#### [SET TASK 1]
Answer these questions about the People v. Perez opinion, one per line, labeled the same way:
(a) Which court issued the opinion?
(b) How many one-way airline tickets did the defendant purchase?
(c) About how long before his flight's scheduled departure did the defendant arrive at the airport?
#### [SET TASK 2]
Echo the stretch of the listing from its start through the line containing "svg-text:x: x: [255, 27, 261, 38]", both ends included.

#### [PAGE]
⟨

People v. Perez

Annotate this Case

852 P.2d 1297 (1992)

The PEOPLE of the State of Colorado, Plaintiff-Appellee, v. Tomas Balbino PEREZ, Defendant-Appellant.

No. 90CA0865.

Colorado Court of Appeals, Div. IV.

October 22, 1992.

Rehearing Denied November 19, 1992.

Certiorari Denied May 24, 1993.

*1299 Gale A. Norton, Atty. Gen., Raymond T. Slaughter, Chief Deputy Atty. Gen., Timothy M. Tymkovich, Sol. Gen., Roger G. Billotte, Asst. Atty. Gen., Denver, for plaintiff-appellee.

Dennis W. Hartley, P.C., Dennis W. Hartley, Colorado Springs, for defendant-appellant.

Opinion by Judge JONES.

Defendant, Tomas B. Perez, appeals the judgment of conviction entered after he was found guilty, in a trial to the court, of possession of a controlled substance by a special offender. He argues that his conviction was erroneously obtained with evidence that should have been suppressed. We affirm.

Defendant purchased five one-way airline tickets at the Colorado Springs Airport for a flight departing to Los Angeles the next morning. An airline counter employee reported defendant's purchase to the police department, relating that defendant, a black man, had acted nervous, had been reluctant to provide names for the tickets, spoke with a foreign accent, and paid for the tickets with 90 one-dollar, five-dollar, and twenty-dollar bills. Because the clerk's description of the purchase was consistent with a drug courier profile, several police officers were directed to be at the airport prior to defendant's scheduled departure time to determine if there were any other characteristics that would match those of a person involved in illegal activity.

Approximately ten minutes before his flight's scheduled departure, defendant arrived at the airport in a red vehicle along with four women, all of whom exited the vehicle with only carry-on luggage. Defendant then drove to the long-term parking lot and parked the vehicle before returning to the terminal. Airline employees indicated to the three police officers located at the terminal entrance that defendant was the person who had purchased the tickets the previous day. In addition, one of the officers, a detective, thought that he recognized defendant as an individual on whom the department had an outstanding arrest warrant.

⟩

#### [LISTED RECORDS]
⟨

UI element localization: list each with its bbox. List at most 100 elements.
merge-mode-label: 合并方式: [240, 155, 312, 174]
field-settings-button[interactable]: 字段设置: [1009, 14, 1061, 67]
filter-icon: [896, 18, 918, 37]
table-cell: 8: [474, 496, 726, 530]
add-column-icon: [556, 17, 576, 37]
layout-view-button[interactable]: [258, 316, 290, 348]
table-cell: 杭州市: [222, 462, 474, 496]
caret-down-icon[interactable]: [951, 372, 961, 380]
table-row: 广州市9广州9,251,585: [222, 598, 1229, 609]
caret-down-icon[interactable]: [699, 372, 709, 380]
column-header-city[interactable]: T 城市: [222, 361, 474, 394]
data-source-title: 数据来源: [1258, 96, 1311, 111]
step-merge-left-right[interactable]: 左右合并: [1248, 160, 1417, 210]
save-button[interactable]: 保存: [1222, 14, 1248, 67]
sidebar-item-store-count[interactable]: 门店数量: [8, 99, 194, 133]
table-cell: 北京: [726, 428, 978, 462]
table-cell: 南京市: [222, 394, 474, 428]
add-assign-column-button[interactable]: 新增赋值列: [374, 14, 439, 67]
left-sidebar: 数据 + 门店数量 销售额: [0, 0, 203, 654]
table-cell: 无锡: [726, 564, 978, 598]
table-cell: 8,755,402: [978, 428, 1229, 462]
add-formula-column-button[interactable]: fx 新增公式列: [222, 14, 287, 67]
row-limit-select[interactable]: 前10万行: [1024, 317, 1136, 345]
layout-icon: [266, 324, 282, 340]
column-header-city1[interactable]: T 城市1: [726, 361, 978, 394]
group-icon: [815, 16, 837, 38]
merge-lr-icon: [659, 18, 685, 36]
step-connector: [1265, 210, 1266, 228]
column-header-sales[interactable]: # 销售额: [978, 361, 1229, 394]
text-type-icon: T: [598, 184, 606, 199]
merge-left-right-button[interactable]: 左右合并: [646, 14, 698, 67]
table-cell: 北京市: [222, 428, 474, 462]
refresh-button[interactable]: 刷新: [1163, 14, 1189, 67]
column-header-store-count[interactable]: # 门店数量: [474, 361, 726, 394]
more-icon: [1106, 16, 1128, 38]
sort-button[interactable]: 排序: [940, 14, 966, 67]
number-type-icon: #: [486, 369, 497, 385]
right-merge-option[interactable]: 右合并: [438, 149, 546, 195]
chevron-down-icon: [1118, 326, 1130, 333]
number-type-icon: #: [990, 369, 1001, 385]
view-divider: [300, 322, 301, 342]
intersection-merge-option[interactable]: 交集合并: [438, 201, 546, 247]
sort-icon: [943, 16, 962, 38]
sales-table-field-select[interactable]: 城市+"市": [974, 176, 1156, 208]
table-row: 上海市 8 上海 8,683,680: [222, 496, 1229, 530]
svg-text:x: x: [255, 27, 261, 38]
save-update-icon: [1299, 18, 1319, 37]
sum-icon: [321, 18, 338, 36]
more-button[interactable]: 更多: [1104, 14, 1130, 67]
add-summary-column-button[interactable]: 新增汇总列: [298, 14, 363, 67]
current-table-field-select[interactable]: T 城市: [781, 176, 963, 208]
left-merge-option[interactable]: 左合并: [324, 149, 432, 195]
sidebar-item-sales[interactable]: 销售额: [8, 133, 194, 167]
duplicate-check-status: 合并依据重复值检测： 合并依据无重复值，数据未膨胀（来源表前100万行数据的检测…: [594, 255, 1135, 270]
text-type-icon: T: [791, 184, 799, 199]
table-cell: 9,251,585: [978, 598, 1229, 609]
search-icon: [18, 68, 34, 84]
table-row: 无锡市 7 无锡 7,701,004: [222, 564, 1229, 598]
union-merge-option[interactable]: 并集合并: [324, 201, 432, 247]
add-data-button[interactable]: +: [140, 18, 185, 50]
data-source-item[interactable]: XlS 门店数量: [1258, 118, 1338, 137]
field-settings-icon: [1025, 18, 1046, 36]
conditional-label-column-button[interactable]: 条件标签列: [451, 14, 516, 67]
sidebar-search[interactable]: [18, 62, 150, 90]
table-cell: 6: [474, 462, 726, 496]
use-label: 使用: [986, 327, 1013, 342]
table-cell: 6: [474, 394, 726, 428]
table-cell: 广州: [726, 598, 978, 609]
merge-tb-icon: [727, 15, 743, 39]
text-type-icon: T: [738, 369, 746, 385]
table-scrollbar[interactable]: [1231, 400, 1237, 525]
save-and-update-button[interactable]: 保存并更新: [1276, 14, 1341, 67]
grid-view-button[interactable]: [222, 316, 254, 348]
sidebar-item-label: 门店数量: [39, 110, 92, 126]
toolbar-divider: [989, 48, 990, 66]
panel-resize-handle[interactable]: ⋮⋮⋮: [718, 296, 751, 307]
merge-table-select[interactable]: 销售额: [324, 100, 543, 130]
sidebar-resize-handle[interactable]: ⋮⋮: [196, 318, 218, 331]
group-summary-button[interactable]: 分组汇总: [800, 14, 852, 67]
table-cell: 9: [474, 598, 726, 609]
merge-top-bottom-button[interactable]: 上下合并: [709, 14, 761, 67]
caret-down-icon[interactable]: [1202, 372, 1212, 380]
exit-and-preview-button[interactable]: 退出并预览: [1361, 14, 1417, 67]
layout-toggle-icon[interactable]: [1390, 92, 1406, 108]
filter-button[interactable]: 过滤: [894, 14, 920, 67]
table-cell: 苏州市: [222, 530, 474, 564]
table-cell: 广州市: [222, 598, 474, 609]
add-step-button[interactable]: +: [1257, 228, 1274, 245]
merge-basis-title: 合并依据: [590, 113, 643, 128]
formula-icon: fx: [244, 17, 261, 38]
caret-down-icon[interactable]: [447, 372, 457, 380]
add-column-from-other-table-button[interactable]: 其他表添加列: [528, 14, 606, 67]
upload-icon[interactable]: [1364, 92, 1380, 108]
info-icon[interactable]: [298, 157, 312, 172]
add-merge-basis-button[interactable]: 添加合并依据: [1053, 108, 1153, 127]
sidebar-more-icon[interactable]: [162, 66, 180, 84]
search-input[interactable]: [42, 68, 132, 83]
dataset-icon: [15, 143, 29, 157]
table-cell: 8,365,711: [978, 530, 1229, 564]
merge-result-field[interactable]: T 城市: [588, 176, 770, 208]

⟩

#### [CORRECT OUTPUT 1]
(a) The Colorado Court of Appeals, Div. IV.
(b) Five.
(c) Approximately ten minutes.

#### [CORRECT OUTPUT 2]
UI element localization: list each with its bbox. List at most 100 elements.
merge-mode-label: 合并方式: [240, 155, 312, 174]
field-settings-button[interactable]: 字段设置: [1009, 14, 1061, 67]
filter-icon: [896, 18, 918, 37]
table-cell: 8: [474, 496, 726, 530]
add-column-icon: [556, 17, 576, 37]
layout-view-button[interactable]: [258, 316, 290, 348]
table-cell: 杭州市: [222, 462, 474, 496]
caret-down-icon[interactable]: [951, 372, 961, 380]
table-row: 广州市9广州9,251,585: [222, 598, 1229, 609]
caret-down-icon[interactable]: [699, 372, 709, 380]
column-header-city[interactable]: T 城市: [222, 361, 474, 394]
data-source-title: 数据来源: [1258, 96, 1311, 111]
step-merge-left-right[interactable]: 左右合并: [1248, 160, 1417, 210]
save-button[interactable]: 保存: [1222, 14, 1248, 67]
sidebar-item-store-count[interactable]: 门店数量: [8, 99, 194, 133]
table-cell: 北京: [726, 428, 978, 462]
table-cell: 南京市: [222, 394, 474, 428]
add-assign-column-button[interactable]: 新增赋值列: [374, 14, 439, 67]
left-sidebar: 数据 + 门店数量 销售额: [0, 0, 203, 654]
table-cell: 无锡: [726, 564, 978, 598]
table-cell: 8,755,402: [978, 428, 1229, 462]
add-formula-column-button[interactable]: fx 新增公式列: [222, 14, 287, 67]
row-limit-select[interactable]: 前10万行: [1024, 317, 1136, 345]
layout-icon: [266, 324, 282, 340]
column-header-city1[interactable]: T 城市1: [726, 361, 978, 394]
group-icon: [815, 16, 837, 38]
merge-lr-icon: [659, 18, 685, 36]
step-connector: [1265, 210, 1266, 228]
column-header-sales[interactable]: # 销售额: [978, 361, 1229, 394]
text-type-icon: T: [598, 184, 606, 199]
merge-left-right-button[interactable]: 左右合并: [646, 14, 698, 67]
table-cell: 北京市: [222, 428, 474, 462]
refresh-button[interactable]: 刷新: [1163, 14, 1189, 67]
column-header-store-count[interactable]: # 门店数量: [474, 361, 726, 394]
more-icon: [1106, 16, 1128, 38]
sort-button[interactable]: 排序: [940, 14, 966, 67]
number-type-icon: #: [486, 369, 497, 385]
right-merge-option[interactable]: 右合并: [438, 149, 546, 195]
chevron-down-icon: [1118, 326, 1130, 333]
number-type-icon: #: [990, 369, 1001, 385]
view-divider: [300, 322, 301, 342]
intersection-merge-option[interactable]: 交集合并: [438, 201, 546, 247]
sort-icon: [943, 16, 962, 38]
sales-table-field-select[interactable]: 城市+"市": [974, 176, 1156, 208]
table-row: 上海市 8 上海 8,683,680: [222, 496, 1229, 530]
svg-text:x: x: [255, 27, 261, 38]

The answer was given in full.